EXERCISE GOAL - Transcribe the records below exactly, leaving out any pictures.

SUPPLIED MATERIAL -
◆ ◆ ◆ ◆
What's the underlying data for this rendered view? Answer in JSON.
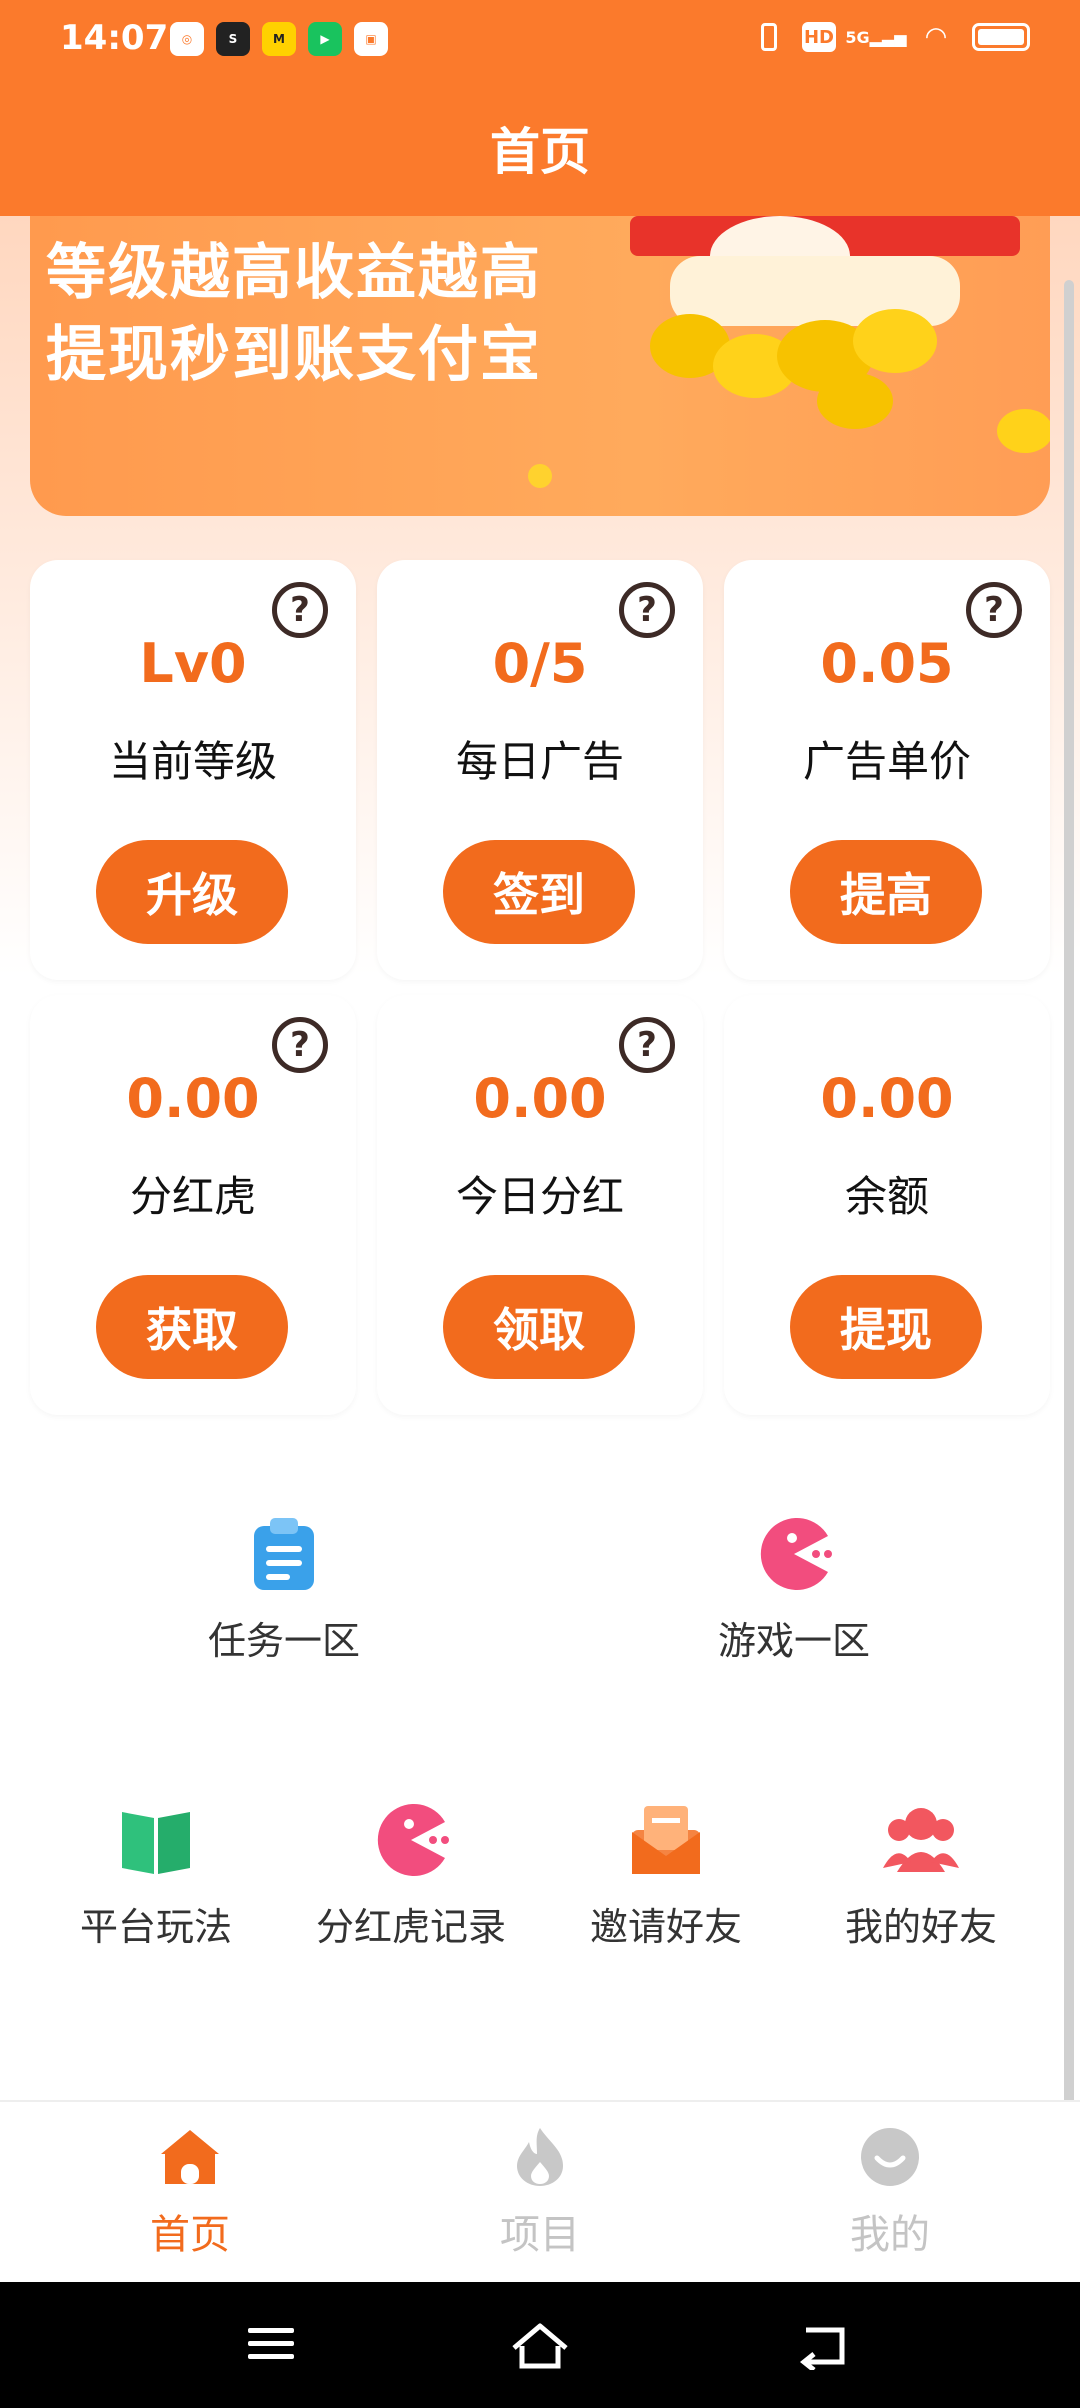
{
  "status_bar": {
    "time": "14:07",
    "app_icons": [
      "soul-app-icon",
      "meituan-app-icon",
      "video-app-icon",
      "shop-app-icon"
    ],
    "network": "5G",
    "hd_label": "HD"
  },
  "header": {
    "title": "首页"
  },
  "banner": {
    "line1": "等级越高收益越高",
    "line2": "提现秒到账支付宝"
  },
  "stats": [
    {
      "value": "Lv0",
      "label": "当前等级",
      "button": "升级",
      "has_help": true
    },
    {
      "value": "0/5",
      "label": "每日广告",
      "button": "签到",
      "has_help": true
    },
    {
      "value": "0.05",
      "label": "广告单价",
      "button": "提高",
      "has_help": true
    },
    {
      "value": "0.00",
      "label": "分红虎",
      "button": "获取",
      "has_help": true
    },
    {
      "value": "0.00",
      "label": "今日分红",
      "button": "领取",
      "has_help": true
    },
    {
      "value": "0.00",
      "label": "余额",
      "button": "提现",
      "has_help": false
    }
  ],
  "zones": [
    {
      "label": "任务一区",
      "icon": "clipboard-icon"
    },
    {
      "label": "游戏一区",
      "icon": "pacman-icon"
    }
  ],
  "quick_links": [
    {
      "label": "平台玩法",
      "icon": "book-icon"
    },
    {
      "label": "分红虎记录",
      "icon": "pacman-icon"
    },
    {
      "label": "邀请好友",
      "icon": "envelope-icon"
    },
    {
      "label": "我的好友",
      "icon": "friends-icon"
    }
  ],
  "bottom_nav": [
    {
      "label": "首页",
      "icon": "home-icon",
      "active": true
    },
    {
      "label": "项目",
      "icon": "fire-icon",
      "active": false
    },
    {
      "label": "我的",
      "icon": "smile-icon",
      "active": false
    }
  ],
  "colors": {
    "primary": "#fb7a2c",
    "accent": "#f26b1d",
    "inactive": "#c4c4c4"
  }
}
◆ ◆ ◆ ◆
TASK RESULT -
What's the underlying data for this rendered view? Answer in JSON.
{
  "status_bar": {
    "time": "14:07",
    "app_icons": [
      "soul-app-icon",
      "meituan-app-icon",
      "video-app-icon",
      "shop-app-icon"
    ],
    "network": "5G",
    "hd_label": "HD"
  },
  "header": {
    "title": "首页"
  },
  "banner": {
    "line1": "等级越高收益越高",
    "line2": "提现秒到账支付宝"
  },
  "stats": [
    {
      "value": "Lv0",
      "label": "当前等级",
      "button": "升级",
      "has_help": true
    },
    {
      "value": "0/5",
      "label": "每日广告",
      "button": "签到",
      "has_help": true
    },
    {
      "value": "0.05",
      "label": "广告单价",
      "button": "提高",
      "has_help": true
    },
    {
      "value": "0.00",
      "label": "分红虎",
      "button": "获取",
      "has_help": true
    },
    {
      "value": "0.00",
      "label": "今日分红",
      "button": "领取",
      "has_help": true
    },
    {
      "value": "0.00",
      "label": "余额",
      "button": "提现",
      "has_help": false
    }
  ],
  "zones": [
    {
      "label": "任务一区",
      "icon": "clipboard-icon"
    },
    {
      "label": "游戏一区",
      "icon": "pacman-icon"
    }
  ],
  "quick_links": [
    {
      "label": "平台玩法",
      "icon": "book-icon"
    },
    {
      "label": "分红虎记录",
      "icon": "pacman-icon"
    },
    {
      "label": "邀请好友",
      "icon": "envelope-icon"
    },
    {
      "label": "我的好友",
      "icon": "friends-icon"
    }
  ],
  "bottom_nav": [
    {
      "label": "首页",
      "icon": "home-icon",
      "active": true
    },
    {
      "label": "项目",
      "icon": "fire-icon",
      "active": false
    },
    {
      "label": "我的",
      "icon": "smile-icon",
      "active": false
    }
  ],
  "colors": {
    "primary": "#fb7a2c",
    "accent": "#f26b1d",
    "inactive": "#c4c4c4"
  }
}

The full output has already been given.